Required work:
Search the material and gather each line with "retinopathy" in it.

Available data:

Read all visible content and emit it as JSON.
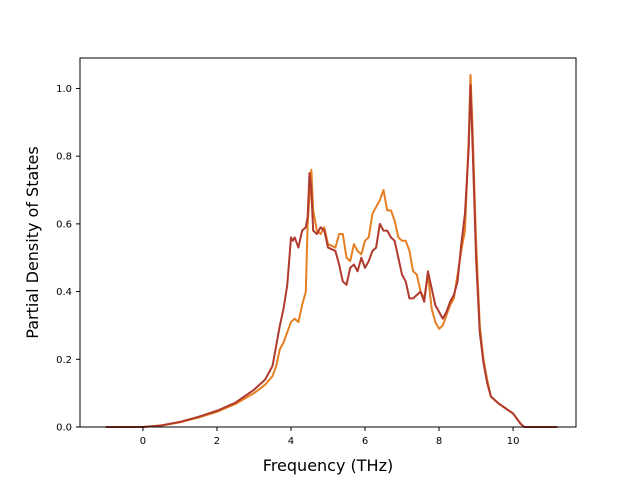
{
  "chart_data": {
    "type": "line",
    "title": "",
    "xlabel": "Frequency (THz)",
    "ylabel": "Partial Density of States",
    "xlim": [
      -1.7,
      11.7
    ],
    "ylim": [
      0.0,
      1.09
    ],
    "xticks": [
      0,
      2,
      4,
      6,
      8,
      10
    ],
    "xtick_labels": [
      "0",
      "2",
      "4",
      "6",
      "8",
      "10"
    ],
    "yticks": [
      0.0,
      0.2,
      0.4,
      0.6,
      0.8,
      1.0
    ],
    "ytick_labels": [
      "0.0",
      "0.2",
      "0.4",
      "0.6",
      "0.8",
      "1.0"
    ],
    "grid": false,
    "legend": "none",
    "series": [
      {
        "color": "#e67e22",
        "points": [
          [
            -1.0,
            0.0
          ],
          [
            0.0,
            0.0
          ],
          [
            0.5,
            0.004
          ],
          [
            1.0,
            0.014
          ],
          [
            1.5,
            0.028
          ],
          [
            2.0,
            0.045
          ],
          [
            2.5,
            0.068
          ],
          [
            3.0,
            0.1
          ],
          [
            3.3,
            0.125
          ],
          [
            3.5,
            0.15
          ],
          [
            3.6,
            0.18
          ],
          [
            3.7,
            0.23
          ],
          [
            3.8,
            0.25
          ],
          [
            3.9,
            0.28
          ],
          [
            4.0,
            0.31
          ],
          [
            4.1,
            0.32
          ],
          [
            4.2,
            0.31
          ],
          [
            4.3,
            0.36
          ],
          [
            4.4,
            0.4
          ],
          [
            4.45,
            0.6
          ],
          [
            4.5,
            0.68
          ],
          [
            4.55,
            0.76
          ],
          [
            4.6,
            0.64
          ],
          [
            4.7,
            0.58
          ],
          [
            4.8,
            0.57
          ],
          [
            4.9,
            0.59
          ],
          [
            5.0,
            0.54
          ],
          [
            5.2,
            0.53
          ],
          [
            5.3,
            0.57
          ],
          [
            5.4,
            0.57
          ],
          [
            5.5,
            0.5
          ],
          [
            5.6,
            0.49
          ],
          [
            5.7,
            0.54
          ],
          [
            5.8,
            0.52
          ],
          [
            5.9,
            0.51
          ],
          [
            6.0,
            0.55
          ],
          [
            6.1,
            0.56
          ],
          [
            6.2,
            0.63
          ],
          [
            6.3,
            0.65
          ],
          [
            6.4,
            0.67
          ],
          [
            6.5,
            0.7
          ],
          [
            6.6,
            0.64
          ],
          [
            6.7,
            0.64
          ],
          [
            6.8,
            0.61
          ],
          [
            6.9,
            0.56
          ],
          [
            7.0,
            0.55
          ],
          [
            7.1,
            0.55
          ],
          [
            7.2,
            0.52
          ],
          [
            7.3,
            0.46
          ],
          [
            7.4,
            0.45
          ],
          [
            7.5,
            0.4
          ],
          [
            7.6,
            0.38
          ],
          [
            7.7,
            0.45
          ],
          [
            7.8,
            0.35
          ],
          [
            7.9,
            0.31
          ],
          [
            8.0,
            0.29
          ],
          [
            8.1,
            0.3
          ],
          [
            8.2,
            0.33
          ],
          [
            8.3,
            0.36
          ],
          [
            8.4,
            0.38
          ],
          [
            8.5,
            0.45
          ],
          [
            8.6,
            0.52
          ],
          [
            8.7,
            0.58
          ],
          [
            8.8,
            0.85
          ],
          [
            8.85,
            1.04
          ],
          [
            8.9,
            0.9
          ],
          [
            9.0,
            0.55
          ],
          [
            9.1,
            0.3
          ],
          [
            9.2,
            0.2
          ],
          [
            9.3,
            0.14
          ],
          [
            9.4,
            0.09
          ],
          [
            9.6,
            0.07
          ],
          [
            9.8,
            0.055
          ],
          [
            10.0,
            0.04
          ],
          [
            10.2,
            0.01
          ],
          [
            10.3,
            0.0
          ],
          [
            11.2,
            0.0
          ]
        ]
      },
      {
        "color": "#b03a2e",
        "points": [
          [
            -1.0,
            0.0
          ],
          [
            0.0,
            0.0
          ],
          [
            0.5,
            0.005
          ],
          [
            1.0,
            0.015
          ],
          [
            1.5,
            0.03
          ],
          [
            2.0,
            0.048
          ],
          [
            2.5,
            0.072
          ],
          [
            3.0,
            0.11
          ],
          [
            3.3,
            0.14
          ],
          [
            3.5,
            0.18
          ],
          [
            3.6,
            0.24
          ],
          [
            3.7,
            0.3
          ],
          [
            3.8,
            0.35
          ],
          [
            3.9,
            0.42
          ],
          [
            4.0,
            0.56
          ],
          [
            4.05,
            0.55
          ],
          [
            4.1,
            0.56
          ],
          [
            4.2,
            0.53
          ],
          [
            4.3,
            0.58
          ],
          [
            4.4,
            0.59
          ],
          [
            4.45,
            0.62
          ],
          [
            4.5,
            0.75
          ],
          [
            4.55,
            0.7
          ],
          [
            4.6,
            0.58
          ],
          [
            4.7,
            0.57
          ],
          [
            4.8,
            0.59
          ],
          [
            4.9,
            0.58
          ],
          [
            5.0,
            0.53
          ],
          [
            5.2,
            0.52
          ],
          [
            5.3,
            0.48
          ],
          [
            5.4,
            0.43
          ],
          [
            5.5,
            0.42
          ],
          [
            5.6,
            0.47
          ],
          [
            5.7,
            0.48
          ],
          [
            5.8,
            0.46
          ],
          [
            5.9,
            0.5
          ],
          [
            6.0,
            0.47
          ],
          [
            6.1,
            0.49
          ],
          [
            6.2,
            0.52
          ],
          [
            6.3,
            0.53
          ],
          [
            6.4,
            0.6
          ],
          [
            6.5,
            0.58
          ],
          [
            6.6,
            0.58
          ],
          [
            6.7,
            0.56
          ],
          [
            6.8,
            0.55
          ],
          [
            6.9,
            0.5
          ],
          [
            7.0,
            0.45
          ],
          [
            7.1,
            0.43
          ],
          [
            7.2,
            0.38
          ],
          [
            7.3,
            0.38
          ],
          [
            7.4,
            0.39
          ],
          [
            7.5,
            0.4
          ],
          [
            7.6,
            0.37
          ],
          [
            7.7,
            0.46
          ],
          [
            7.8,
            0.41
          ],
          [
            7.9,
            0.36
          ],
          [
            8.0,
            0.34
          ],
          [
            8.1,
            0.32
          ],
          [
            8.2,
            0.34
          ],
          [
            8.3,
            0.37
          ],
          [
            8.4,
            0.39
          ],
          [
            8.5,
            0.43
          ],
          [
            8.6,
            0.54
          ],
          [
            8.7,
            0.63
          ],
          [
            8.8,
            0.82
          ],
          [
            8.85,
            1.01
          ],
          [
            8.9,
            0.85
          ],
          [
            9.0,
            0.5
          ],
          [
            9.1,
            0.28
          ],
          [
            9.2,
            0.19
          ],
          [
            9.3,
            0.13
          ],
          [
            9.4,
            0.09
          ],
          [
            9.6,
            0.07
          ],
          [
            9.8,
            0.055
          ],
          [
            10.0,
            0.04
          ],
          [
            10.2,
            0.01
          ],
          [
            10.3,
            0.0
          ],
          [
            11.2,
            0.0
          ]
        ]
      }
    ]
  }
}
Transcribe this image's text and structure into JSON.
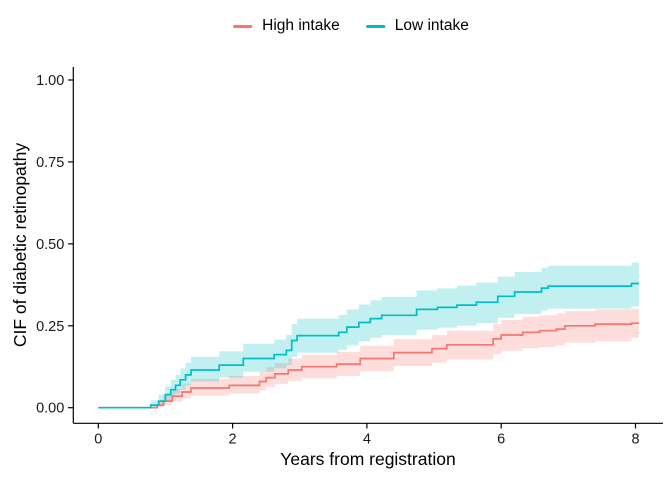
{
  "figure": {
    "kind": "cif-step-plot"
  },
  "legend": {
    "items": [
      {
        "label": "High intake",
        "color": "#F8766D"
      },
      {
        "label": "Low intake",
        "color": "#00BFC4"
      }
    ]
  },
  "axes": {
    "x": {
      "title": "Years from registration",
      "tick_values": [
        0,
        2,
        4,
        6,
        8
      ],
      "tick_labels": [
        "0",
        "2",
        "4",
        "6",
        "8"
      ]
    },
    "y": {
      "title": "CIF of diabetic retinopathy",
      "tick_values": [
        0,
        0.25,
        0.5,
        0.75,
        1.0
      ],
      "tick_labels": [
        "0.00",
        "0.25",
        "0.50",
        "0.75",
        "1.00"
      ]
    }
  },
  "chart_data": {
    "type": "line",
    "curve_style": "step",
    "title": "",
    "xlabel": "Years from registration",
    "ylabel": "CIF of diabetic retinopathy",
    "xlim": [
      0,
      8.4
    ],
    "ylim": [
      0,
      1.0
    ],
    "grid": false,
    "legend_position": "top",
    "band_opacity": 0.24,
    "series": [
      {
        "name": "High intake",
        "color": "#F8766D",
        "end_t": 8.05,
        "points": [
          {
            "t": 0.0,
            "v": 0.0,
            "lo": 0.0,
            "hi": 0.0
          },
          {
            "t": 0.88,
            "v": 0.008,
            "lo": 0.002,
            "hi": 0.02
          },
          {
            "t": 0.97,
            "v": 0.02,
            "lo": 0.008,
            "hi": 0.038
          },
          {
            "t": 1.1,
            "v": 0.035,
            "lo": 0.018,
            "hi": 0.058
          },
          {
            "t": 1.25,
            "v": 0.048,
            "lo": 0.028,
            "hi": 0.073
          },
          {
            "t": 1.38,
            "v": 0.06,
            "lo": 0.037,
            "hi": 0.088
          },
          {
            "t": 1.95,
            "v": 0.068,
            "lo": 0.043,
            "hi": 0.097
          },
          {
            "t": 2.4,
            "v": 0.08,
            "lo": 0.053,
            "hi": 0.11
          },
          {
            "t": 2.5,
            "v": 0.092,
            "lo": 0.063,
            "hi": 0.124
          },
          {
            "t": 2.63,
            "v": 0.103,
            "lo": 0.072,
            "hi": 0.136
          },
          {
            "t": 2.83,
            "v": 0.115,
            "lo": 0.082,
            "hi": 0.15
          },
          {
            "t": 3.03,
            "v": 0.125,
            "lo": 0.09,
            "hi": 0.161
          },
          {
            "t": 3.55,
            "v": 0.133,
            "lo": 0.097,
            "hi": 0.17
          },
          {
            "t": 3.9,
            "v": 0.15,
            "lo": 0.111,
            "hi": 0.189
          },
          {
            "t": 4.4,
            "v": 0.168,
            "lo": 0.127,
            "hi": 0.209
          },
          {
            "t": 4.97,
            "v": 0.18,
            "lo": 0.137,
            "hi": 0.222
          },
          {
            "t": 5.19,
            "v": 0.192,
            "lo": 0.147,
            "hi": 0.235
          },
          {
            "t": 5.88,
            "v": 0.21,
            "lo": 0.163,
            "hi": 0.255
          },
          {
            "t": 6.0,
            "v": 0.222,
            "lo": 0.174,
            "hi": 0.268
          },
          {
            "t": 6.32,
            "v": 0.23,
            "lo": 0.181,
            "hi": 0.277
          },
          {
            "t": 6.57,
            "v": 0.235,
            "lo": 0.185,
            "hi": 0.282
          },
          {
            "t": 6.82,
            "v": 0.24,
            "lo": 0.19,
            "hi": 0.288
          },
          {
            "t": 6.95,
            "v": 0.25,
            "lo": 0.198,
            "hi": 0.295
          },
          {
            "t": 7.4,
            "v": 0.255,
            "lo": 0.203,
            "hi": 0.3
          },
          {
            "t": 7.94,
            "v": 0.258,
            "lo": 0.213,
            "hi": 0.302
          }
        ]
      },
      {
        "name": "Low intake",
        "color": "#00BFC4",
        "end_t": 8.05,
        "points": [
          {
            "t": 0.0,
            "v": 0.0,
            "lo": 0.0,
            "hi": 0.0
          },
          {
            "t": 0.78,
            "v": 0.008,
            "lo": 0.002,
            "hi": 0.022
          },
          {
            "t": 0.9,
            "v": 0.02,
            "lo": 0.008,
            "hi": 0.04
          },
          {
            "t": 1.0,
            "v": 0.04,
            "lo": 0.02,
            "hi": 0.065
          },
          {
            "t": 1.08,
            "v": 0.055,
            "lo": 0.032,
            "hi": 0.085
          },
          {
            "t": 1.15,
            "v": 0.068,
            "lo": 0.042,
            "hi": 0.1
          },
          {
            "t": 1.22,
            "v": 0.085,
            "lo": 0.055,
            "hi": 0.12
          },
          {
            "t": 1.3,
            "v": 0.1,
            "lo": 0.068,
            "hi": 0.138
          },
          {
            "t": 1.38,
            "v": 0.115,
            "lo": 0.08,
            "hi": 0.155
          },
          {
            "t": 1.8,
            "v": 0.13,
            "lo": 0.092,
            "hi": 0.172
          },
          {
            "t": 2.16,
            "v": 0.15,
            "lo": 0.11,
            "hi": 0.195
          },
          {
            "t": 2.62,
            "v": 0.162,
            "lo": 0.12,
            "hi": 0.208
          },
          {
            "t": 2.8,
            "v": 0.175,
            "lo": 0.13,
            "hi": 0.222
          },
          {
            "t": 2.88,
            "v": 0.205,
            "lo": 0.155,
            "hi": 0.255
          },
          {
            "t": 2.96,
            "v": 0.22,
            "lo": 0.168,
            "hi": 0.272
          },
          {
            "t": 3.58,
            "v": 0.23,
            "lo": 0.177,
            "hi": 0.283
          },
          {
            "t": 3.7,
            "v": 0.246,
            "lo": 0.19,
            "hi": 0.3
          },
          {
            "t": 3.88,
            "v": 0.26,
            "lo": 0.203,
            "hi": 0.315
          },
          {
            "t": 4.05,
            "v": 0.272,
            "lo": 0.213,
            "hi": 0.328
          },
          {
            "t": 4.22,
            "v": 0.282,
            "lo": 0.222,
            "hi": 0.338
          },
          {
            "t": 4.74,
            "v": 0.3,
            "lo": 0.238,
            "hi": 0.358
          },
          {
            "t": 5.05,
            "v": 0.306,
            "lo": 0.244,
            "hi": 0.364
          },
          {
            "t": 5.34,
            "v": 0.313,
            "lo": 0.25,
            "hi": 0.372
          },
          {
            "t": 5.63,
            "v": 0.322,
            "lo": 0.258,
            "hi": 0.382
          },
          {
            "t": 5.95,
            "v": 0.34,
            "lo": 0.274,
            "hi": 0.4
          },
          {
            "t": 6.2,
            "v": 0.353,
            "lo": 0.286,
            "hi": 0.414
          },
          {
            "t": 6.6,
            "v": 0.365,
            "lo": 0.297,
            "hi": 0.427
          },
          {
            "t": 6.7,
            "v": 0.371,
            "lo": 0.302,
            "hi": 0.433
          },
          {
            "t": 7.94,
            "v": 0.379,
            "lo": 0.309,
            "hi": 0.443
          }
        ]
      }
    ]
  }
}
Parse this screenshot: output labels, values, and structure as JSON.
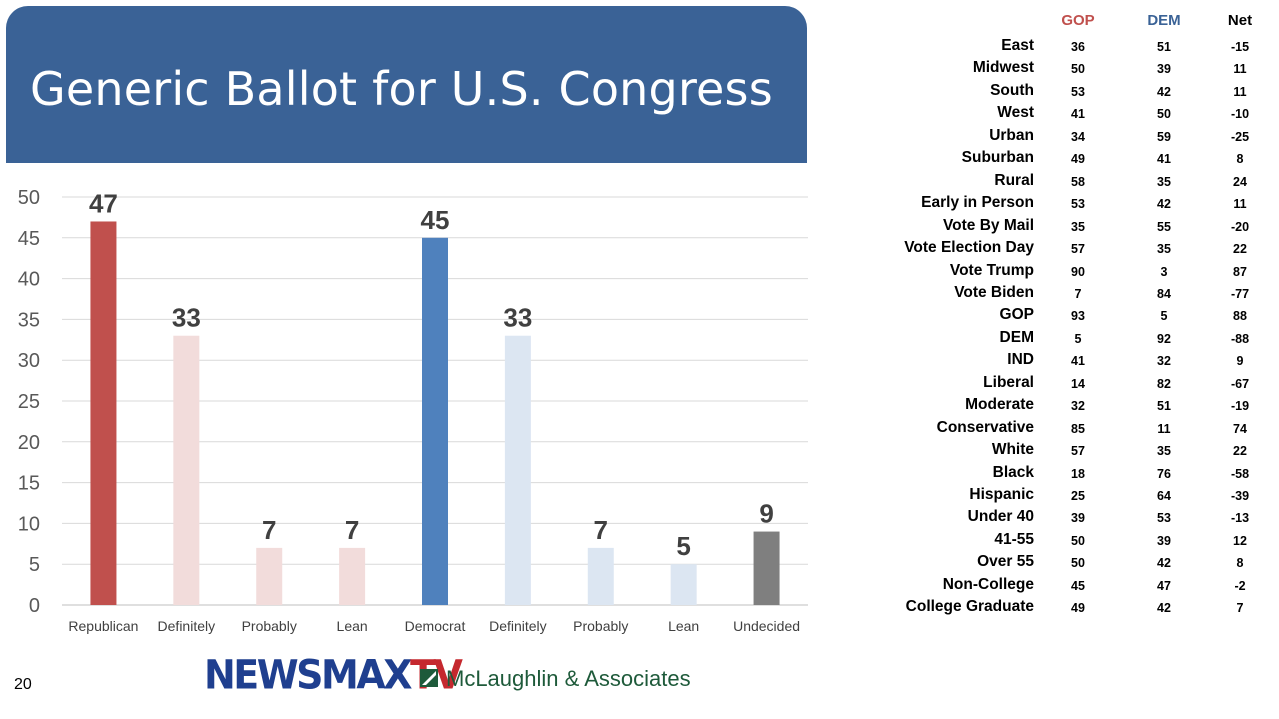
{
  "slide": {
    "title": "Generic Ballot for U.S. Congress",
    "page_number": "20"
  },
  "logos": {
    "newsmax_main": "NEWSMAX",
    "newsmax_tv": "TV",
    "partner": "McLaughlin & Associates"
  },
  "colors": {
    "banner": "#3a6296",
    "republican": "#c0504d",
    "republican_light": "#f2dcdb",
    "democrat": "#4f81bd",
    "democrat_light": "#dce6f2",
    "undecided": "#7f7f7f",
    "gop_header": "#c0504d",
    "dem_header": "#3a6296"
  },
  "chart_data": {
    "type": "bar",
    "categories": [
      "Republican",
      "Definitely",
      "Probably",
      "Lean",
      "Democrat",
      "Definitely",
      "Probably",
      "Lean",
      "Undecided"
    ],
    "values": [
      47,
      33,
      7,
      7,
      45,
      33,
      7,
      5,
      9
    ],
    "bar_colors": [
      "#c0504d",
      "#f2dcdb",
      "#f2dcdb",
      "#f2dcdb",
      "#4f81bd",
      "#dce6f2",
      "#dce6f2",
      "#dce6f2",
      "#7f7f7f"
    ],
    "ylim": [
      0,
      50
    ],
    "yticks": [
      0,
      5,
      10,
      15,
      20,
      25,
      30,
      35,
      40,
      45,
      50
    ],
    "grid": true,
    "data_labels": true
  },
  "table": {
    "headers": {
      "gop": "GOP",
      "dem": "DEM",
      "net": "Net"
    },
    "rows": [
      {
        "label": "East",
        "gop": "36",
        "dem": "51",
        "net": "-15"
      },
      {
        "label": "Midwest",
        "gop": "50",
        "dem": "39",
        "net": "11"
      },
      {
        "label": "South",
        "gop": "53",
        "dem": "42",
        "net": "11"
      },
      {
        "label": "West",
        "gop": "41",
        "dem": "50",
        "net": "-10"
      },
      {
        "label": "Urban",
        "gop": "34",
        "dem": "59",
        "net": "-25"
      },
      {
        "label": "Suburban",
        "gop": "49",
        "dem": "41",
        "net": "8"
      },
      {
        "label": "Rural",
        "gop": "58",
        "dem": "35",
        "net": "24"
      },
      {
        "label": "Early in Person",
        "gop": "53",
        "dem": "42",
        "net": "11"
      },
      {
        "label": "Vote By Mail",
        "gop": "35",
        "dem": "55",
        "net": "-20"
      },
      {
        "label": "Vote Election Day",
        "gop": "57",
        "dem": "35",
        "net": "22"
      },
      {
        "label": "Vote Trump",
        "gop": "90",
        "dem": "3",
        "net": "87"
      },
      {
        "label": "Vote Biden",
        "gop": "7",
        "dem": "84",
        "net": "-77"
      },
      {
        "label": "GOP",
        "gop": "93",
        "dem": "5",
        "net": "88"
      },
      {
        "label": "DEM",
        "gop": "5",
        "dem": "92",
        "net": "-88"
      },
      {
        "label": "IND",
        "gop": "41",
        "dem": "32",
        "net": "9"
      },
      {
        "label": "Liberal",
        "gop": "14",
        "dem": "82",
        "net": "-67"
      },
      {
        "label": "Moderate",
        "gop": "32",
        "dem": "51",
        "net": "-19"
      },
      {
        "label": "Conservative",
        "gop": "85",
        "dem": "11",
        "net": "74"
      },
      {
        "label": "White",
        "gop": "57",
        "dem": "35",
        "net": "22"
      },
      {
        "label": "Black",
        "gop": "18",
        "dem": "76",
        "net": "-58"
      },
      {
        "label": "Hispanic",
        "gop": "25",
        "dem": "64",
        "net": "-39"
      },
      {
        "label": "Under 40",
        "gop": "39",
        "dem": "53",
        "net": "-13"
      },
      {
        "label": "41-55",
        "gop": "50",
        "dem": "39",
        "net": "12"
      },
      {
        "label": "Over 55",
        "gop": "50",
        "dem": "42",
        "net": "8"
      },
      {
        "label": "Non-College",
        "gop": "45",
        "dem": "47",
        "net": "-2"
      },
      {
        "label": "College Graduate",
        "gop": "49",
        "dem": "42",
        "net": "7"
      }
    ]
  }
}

Answer to this exercise:
      "title": "CIF of diabetic retinopathy",
    "ylabel": "CIF of diabetic retinopathy",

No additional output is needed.